The request: Every line with the string "contact" should be gathered.

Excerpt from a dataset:

● ● ●

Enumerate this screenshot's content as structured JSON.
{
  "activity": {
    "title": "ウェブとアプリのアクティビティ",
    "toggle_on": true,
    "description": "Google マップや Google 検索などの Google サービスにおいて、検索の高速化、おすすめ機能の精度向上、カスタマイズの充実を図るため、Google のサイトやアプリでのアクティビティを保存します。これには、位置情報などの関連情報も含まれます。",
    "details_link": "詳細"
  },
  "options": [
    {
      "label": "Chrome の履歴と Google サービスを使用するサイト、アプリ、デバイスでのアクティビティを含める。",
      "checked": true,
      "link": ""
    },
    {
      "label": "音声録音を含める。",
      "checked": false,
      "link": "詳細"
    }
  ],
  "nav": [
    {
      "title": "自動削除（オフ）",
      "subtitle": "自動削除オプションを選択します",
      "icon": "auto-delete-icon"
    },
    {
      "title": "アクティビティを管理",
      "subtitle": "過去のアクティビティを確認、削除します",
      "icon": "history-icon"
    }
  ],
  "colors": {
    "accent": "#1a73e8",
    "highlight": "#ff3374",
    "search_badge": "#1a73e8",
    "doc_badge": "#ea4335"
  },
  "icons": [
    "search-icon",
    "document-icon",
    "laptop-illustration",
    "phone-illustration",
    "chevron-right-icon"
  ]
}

● ● ●

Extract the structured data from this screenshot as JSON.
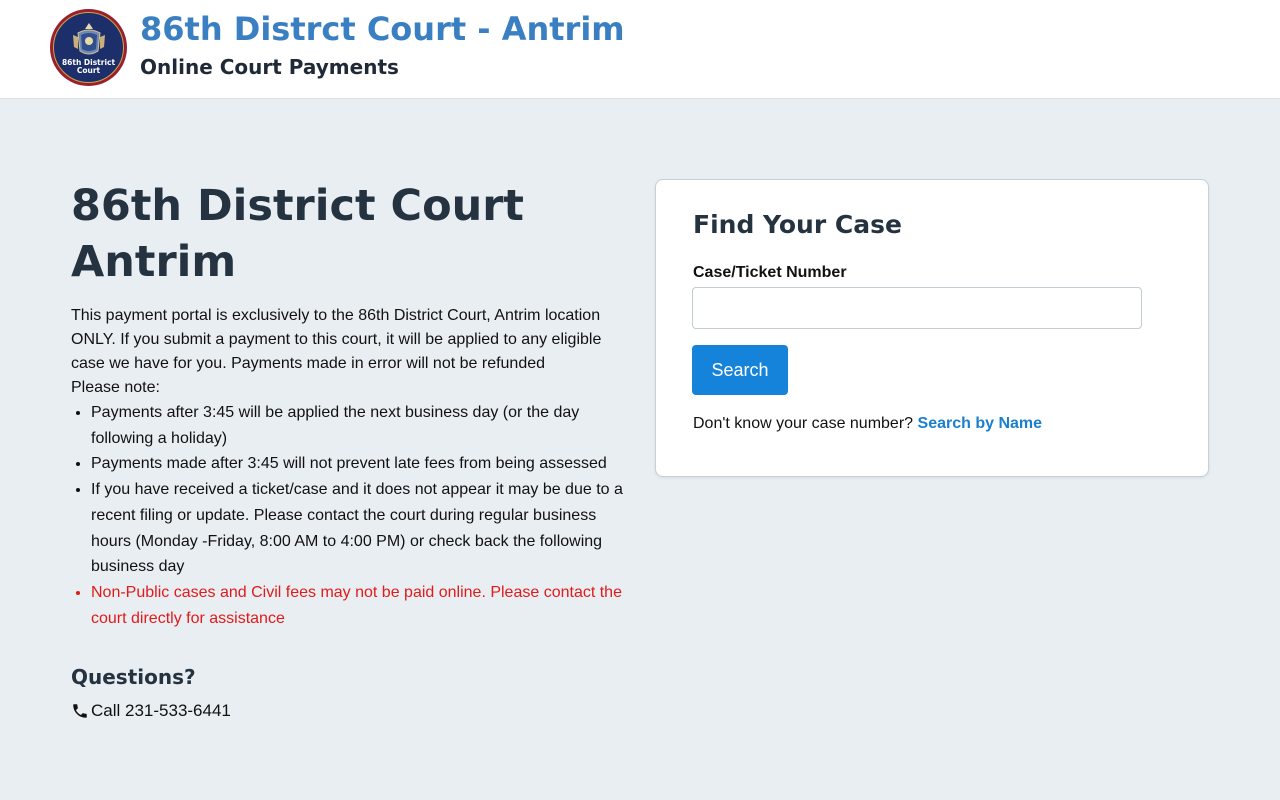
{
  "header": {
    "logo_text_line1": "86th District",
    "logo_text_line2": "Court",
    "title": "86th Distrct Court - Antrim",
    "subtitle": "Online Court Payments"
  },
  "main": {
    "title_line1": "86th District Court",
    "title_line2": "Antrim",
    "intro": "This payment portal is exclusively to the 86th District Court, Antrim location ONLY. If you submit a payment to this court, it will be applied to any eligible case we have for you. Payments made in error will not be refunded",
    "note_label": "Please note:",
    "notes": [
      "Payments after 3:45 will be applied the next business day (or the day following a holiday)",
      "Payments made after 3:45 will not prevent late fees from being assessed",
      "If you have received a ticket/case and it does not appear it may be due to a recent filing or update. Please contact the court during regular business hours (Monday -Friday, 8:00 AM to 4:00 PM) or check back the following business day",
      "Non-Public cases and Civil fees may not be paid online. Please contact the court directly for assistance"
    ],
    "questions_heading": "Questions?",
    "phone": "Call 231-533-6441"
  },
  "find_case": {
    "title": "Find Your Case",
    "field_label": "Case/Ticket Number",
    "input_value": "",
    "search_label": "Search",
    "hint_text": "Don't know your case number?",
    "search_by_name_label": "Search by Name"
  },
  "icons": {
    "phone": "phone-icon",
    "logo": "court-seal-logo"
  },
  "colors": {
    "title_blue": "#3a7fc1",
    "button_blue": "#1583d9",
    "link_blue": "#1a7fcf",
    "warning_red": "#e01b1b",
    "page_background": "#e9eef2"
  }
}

● ● ●

Task output:
      "If you have received a ticket/case and it does not appear it may be due to a recent filing or update. Please contact the court during regular business hours (Monday -Friday, 8:00 AM to 4:00 PM) or check back the following business day",
      "Non-Public cases and Civil fees may not be paid online. Please contact the court directly for assistance"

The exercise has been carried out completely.